→ Aim
Please pull out every one of the rows below and repeat their lines word for word. Leave the pictures out of your answer.

— Begin Data rows —

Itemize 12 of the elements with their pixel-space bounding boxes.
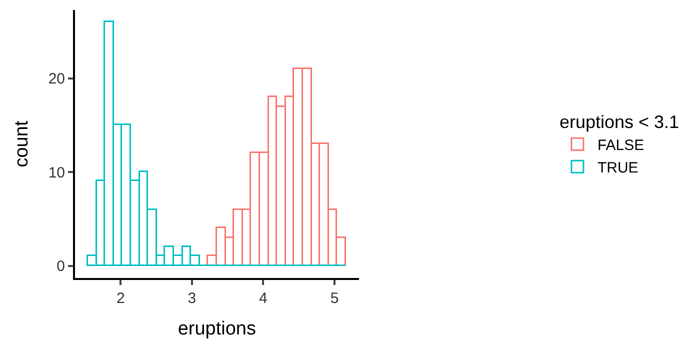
x-tick-label: 3 [188, 290, 196, 307]
x-tick-label: 2 [116, 290, 125, 307]
y-axis-title: count [12, 120, 33, 168]
x-tick-label: 4 [259, 290, 268, 307]
x-axis-title: eruptions [178, 318, 256, 340]
y-tick-label: 20 [48, 70, 65, 88]
y-tick-label: 10 [48, 164, 65, 182]
legend-label: TRUE [597, 160, 638, 176]
y-tick-label: 0 [56, 258, 65, 276]
x-tick-label: 5 [330, 290, 339, 307]
legend-title: eruptions < 3.1 [559, 112, 680, 132]
legend-label: FALSE [597, 137, 644, 154]
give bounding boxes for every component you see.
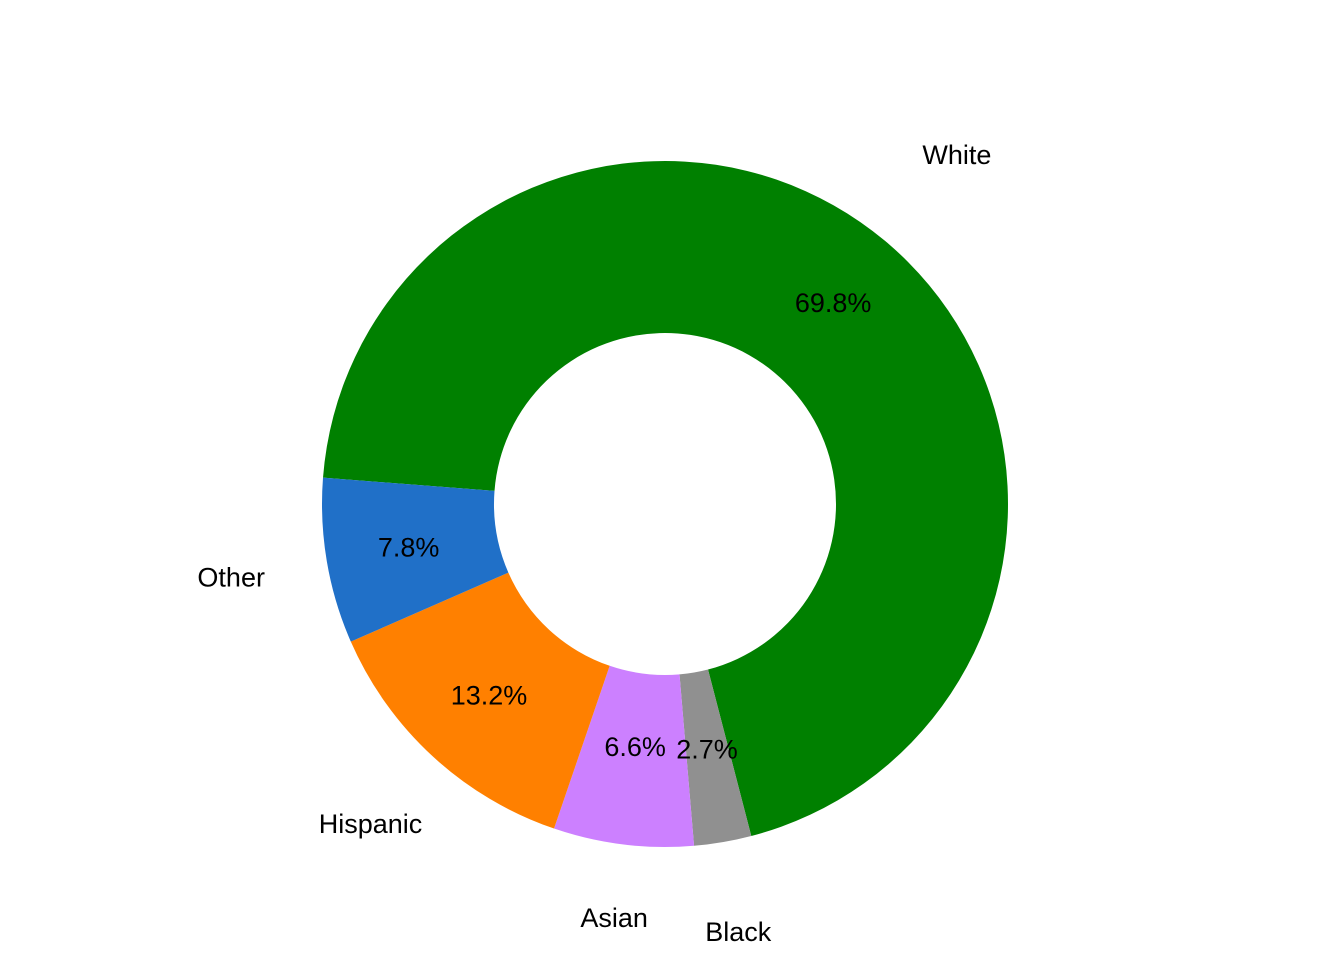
category-label-other: Other [197,563,265,593]
slice-hispanic [350,572,610,829]
category-label-black: Black [705,917,772,947]
slice-asian [554,665,695,847]
percent-label-other: 7.8% [378,532,440,562]
slice-other [322,477,509,642]
percent-labels-layer: 69.8% 2.7% 6.6% 13.2% 7.8% [378,288,872,764]
category-labels-layer: White Black Asian Hispanic Other [197,140,991,947]
category-label-hispanic: Hispanic [319,809,423,839]
slice-black [679,669,752,846]
percent-label-white: 69.8% [795,288,872,318]
slices-layer [322,161,1009,847]
percent-label-black: 2.7% [676,734,738,764]
category-label-white: White [922,140,991,170]
slice-white [323,161,1009,836]
percent-label-hispanic: 13.2% [451,680,528,710]
category-label-asian: Asian [580,903,648,933]
percent-label-asian: 6.6% [604,732,666,762]
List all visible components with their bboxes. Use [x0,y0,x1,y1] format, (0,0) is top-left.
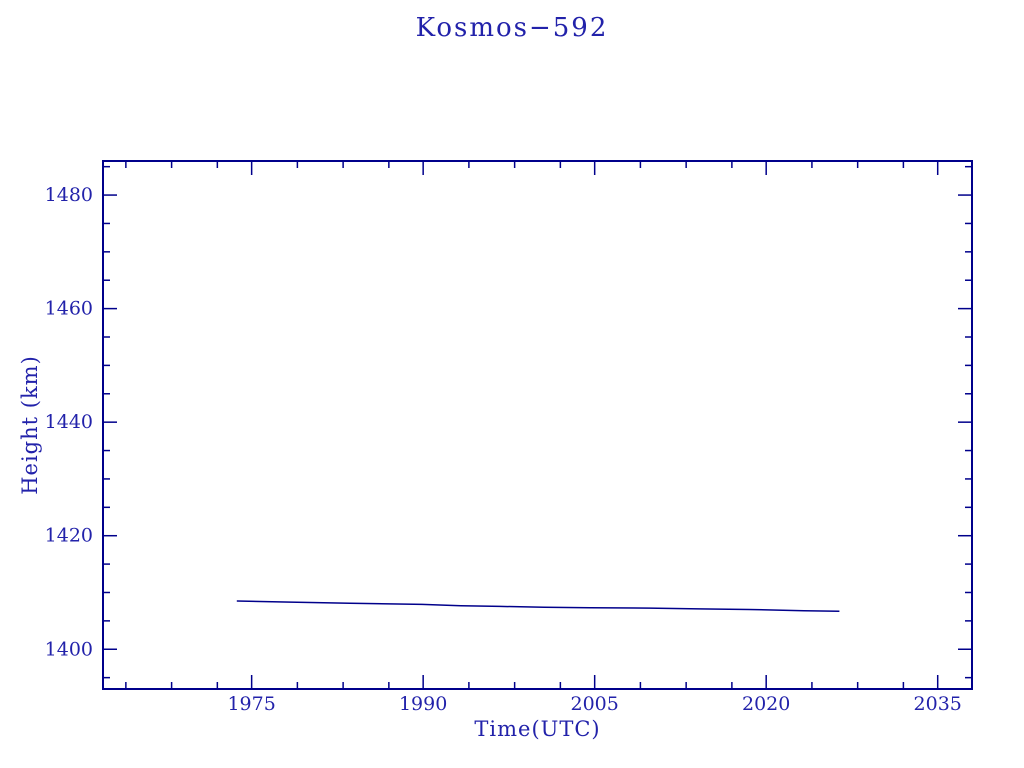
y-tick-label: 1420 [45,525,93,547]
height-history-line [236,600,840,612]
x-tick-label: 2005 [570,693,618,715]
y-tick-label: 1460 [45,298,93,320]
x-tick-label: 2020 [742,693,790,715]
x-tick-label: 1975 [227,693,275,715]
y-tick-label: 1400 [45,638,93,660]
y-tick-label: 1480 [45,184,93,206]
x-axis-label: Time(UTC) [474,717,601,741]
x-tick-label: 1990 [399,693,447,715]
chart-title: Kosmos−592 [415,13,609,43]
plot-frame [102,160,973,690]
y-tick-label: 1440 [45,411,93,433]
x-tick-label: 2035 [914,693,962,715]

— End Data rows —

→ Result of the exercise
Itemize 12 of the elements with their pixel-space bounding boxes.
x-tick-label: 3 [188, 290, 196, 307]
x-tick-label: 2 [116, 290, 125, 307]
y-axis-title: count [12, 120, 33, 168]
x-tick-label: 4 [259, 290, 268, 307]
x-axis-title: eruptions [178, 318, 256, 340]
y-tick-label: 20 [48, 70, 65, 88]
y-tick-label: 10 [48, 164, 65, 182]
legend-label: TRUE [597, 160, 638, 176]
y-tick-label: 0 [56, 258, 65, 276]
x-tick-label: 5 [330, 290, 339, 307]
legend-title: eruptions < 3.1 [559, 112, 680, 132]
legend-label: FALSE [597, 137, 644, 154]
give bounding boxes for every component you see.
category-label-other: Other [197,563,265,593]
slice-hispanic [350,572,610,829]
category-label-black: Black [705,917,772,947]
slice-asian [554,665,695,847]
percent-label-other: 7.8% [378,532,440,562]
slice-other [322,477,509,642]
percent-labels-layer: 69.8% 2.7% 6.6% 13.2% 7.8% [378,288,872,764]
category-labels-layer: White Black Asian Hispanic Other [197,140,991,947]
category-label-hispanic: Hispanic [319,809,423,839]
slice-black [679,669,752,846]
percent-label-white: 69.8% [795,288,872,318]
slices-layer [322,161,1009,847]
percent-label-black: 2.7% [676,734,738,764]
category-label-white: White [922,140,991,170]
slice-white [323,161,1009,836]
percent-label-hispanic: 13.2% [451,680,528,710]
category-label-asian: Asian [580,903,648,933]
percent-label-asian: 6.6% [604,732,666,762]
List all visible components with their bboxes. Use [x0,y0,x1,y1] format, (0,0) is top-left.
y-tick-label: 1420 [45,525,93,547]
height-history-line [236,600,840,612]
x-tick-label: 2005 [570,693,618,715]
y-tick-label: 1460 [45,298,93,320]
x-tick-label: 2020 [742,693,790,715]
x-tick-label: 1975 [227,693,275,715]
y-tick-label: 1400 [45,638,93,660]
y-tick-label: 1480 [45,184,93,206]
x-axis-label: Time(UTC) [474,717,601,741]
x-tick-label: 1990 [399,693,447,715]
chart-title: Kosmos−592 [415,13,609,43]
plot-frame [102,160,973,690]
y-tick-label: 1440 [45,411,93,433]
x-tick-label: 2035 [914,693,962,715]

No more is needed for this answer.